> **Stated problem**:
Extract the lines that carry the string "JSON" from the listing.

[Chart and figure data]
·····

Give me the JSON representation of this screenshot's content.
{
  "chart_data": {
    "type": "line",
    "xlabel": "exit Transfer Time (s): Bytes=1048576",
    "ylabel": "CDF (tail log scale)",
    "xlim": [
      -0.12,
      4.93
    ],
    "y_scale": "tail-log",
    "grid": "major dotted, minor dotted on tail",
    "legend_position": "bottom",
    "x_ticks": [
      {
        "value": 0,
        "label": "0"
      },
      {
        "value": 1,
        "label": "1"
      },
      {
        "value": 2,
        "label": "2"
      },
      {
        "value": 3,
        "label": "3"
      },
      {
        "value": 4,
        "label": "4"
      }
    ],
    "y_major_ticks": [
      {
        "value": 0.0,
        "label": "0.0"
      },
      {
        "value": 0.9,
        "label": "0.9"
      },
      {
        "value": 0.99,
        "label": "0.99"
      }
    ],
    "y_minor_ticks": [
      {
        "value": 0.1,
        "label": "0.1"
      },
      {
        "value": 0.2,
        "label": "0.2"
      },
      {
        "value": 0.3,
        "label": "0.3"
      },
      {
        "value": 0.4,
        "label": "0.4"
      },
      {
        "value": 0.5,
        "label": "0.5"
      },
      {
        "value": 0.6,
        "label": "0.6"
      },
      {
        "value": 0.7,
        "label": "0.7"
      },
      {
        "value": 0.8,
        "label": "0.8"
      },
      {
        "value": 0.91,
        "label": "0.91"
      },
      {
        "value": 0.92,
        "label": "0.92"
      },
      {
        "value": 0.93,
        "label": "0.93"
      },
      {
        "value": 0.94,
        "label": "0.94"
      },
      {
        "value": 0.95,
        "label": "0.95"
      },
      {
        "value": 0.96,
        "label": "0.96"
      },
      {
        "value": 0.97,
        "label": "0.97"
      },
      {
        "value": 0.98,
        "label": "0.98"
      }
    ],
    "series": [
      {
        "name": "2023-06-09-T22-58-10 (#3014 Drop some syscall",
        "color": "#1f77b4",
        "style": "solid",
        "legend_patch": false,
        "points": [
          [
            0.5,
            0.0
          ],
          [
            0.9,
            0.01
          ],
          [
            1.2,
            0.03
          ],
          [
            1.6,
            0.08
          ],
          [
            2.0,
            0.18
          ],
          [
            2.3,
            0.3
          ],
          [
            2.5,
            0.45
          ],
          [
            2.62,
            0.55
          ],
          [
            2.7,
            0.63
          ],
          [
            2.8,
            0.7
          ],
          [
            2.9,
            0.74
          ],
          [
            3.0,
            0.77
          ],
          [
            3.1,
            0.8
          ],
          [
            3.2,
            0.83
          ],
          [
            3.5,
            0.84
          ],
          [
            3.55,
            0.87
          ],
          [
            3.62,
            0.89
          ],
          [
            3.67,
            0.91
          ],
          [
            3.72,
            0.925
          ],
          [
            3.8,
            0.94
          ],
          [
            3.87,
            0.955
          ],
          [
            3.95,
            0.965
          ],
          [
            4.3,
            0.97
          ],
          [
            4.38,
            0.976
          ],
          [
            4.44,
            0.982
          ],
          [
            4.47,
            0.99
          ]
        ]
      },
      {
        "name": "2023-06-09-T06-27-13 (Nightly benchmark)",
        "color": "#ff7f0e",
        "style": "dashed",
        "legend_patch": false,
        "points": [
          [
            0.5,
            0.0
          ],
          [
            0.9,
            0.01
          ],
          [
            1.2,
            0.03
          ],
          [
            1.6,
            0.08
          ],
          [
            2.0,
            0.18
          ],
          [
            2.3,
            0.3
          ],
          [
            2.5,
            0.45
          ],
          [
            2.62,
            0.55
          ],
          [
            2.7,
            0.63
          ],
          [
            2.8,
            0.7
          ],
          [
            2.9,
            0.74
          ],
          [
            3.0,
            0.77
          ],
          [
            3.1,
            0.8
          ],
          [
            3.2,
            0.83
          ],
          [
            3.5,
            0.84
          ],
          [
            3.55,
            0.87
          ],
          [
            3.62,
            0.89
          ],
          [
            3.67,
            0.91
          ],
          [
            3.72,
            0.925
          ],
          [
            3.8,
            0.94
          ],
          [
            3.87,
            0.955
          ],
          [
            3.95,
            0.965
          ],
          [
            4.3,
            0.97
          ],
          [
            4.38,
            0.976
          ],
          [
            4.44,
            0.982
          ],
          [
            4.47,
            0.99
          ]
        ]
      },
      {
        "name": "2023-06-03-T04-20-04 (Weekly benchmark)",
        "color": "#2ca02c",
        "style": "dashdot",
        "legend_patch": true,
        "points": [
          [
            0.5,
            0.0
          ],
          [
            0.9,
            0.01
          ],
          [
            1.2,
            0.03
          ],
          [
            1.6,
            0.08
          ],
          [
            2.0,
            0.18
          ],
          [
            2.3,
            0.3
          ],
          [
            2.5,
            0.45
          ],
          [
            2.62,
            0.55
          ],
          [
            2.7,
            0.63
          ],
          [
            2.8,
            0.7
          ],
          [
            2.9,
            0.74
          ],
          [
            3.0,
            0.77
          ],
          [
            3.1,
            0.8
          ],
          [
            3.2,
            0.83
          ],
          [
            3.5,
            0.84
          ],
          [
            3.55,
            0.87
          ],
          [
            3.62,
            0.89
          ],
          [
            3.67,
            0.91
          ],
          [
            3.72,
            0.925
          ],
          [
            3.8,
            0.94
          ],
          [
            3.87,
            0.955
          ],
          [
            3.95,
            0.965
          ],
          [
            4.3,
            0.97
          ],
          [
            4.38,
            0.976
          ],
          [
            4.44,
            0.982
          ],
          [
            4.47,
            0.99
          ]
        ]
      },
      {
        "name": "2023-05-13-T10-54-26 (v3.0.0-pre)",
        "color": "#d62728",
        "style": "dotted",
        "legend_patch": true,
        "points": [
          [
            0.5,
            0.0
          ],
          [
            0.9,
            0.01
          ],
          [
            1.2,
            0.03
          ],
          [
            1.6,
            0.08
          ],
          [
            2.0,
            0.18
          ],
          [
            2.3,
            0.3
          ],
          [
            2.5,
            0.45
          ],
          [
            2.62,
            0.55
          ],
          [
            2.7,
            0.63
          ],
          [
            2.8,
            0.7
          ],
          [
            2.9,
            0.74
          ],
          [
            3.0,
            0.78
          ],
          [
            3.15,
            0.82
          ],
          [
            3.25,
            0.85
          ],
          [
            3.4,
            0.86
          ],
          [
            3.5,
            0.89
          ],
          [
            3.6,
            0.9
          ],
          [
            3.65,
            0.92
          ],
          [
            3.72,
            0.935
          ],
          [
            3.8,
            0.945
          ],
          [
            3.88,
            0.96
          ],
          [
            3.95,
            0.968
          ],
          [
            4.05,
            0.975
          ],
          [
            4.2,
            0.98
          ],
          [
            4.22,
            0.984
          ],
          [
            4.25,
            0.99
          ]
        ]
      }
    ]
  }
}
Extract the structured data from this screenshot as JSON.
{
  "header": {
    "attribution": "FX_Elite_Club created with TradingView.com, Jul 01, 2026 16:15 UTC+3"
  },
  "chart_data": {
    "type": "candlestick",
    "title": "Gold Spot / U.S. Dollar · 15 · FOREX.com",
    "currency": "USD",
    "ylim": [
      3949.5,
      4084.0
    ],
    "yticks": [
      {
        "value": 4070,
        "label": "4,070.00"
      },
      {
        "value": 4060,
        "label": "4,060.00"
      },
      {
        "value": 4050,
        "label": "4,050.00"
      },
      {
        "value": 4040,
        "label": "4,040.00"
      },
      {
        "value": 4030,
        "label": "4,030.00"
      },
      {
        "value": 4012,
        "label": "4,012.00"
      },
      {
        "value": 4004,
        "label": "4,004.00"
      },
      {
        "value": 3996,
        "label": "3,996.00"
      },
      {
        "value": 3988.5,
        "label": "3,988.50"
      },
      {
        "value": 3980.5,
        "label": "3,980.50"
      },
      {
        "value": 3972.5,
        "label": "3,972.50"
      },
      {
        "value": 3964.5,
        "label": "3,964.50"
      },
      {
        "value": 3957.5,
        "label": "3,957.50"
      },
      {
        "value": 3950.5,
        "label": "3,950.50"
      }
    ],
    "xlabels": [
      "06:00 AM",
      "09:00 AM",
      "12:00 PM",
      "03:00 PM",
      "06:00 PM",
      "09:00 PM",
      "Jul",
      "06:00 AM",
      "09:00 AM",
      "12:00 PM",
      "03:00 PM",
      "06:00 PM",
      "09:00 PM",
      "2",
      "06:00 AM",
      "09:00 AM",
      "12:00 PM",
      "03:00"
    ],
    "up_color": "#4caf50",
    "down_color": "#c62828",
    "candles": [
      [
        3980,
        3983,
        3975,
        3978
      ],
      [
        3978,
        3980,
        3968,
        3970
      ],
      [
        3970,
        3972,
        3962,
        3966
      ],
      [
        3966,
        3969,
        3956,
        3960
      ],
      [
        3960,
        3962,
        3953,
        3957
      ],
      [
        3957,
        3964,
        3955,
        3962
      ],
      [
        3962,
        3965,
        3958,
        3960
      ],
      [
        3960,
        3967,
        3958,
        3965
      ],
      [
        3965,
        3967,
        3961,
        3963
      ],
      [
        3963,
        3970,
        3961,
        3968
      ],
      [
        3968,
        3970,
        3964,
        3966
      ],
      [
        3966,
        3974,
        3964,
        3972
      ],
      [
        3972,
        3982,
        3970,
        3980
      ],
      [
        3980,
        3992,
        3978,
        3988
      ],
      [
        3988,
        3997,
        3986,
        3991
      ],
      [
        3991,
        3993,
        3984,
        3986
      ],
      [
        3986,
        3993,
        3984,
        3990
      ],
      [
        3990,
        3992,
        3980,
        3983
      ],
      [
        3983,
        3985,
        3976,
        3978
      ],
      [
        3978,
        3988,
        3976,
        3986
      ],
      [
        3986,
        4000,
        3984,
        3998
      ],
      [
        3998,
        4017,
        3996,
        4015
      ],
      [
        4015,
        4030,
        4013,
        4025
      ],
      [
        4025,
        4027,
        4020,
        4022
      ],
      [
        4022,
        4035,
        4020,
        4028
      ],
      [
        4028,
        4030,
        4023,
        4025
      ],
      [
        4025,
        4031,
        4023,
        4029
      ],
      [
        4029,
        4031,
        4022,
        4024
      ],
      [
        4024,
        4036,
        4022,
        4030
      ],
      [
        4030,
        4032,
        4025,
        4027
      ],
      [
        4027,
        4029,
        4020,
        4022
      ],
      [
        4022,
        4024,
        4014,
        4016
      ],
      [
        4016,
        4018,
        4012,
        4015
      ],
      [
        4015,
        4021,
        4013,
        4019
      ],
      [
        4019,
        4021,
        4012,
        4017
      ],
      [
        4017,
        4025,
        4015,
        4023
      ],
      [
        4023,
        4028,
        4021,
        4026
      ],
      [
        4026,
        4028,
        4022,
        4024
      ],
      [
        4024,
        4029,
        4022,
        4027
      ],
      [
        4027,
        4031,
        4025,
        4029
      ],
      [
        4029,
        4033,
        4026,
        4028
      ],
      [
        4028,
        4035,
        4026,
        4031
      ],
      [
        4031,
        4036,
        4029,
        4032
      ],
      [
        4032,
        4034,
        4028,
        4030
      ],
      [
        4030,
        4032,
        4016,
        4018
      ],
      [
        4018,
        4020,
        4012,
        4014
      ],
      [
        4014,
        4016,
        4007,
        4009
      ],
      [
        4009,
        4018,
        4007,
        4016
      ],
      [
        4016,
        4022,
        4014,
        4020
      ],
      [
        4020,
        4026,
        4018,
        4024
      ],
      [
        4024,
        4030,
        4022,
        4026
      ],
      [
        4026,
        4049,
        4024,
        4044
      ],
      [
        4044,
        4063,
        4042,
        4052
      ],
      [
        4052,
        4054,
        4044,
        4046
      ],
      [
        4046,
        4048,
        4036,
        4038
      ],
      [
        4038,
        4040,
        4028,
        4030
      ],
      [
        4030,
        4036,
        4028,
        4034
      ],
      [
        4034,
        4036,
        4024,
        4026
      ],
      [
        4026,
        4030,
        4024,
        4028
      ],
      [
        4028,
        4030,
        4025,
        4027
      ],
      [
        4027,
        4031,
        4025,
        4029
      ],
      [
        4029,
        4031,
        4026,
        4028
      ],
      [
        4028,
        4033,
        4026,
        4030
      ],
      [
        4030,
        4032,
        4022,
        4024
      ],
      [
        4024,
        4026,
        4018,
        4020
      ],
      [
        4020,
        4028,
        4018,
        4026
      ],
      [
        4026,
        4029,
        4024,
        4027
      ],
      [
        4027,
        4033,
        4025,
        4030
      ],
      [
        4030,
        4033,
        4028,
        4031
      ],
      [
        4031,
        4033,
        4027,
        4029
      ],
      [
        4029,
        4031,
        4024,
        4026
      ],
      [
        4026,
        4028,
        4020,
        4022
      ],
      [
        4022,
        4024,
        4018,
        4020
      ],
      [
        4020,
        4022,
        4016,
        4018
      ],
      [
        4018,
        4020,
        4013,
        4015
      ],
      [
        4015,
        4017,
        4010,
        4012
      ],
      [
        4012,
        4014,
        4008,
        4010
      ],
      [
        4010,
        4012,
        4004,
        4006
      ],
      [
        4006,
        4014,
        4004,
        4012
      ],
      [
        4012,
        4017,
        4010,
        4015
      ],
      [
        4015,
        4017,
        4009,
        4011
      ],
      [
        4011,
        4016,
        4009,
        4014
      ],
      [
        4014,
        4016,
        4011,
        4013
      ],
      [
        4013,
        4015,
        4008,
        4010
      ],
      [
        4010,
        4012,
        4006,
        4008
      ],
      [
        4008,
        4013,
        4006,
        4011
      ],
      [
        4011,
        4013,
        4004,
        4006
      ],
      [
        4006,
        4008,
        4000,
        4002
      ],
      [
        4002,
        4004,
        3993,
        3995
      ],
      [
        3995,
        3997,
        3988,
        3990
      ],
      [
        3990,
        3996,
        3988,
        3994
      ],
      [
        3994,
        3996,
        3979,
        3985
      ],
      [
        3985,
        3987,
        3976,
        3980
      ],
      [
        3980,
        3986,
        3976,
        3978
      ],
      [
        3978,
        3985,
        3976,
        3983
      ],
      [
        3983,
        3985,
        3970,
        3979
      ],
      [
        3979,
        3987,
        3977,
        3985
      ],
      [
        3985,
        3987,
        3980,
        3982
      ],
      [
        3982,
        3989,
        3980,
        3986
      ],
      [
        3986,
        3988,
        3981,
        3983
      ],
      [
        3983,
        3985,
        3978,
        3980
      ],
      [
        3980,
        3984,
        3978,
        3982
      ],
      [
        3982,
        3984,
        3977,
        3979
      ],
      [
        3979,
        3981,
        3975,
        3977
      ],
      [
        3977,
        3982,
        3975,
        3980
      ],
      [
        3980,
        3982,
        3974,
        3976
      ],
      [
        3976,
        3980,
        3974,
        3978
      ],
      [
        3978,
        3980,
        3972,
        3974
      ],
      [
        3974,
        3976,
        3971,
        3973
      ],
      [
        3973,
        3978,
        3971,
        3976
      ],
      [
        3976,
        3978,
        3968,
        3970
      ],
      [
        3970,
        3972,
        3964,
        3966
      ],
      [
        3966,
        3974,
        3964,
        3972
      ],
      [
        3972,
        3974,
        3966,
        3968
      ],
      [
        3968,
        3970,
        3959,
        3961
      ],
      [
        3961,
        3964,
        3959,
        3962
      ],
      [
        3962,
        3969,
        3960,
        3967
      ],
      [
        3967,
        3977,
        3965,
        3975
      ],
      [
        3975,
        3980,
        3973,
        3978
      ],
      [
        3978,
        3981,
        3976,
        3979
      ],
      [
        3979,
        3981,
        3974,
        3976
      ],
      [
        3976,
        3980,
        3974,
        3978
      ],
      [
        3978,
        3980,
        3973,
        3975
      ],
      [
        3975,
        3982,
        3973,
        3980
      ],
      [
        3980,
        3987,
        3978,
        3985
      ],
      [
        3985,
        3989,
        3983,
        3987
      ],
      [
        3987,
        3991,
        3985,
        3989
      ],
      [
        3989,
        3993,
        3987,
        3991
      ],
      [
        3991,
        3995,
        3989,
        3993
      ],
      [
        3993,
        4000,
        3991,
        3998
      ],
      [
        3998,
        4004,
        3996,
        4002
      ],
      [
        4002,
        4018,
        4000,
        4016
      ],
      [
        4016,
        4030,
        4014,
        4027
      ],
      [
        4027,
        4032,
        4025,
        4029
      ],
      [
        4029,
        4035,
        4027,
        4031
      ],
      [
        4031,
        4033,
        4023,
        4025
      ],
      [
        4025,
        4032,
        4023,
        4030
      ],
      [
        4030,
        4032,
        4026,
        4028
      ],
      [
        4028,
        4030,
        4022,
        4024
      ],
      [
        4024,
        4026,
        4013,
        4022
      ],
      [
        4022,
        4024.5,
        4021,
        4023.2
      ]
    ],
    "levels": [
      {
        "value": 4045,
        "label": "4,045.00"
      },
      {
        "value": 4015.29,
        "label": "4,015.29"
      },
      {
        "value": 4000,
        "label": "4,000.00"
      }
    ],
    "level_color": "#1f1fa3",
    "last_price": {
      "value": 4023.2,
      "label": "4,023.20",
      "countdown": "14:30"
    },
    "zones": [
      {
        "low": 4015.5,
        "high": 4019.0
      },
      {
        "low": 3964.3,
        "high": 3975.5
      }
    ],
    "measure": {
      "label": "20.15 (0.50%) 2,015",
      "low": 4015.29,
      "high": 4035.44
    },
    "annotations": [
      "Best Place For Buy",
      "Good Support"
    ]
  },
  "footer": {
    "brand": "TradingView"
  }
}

·····

> **Full output**:
Give me the JSON representation of this screenshot's content.
Extract the structured data from this screenshot as JSON.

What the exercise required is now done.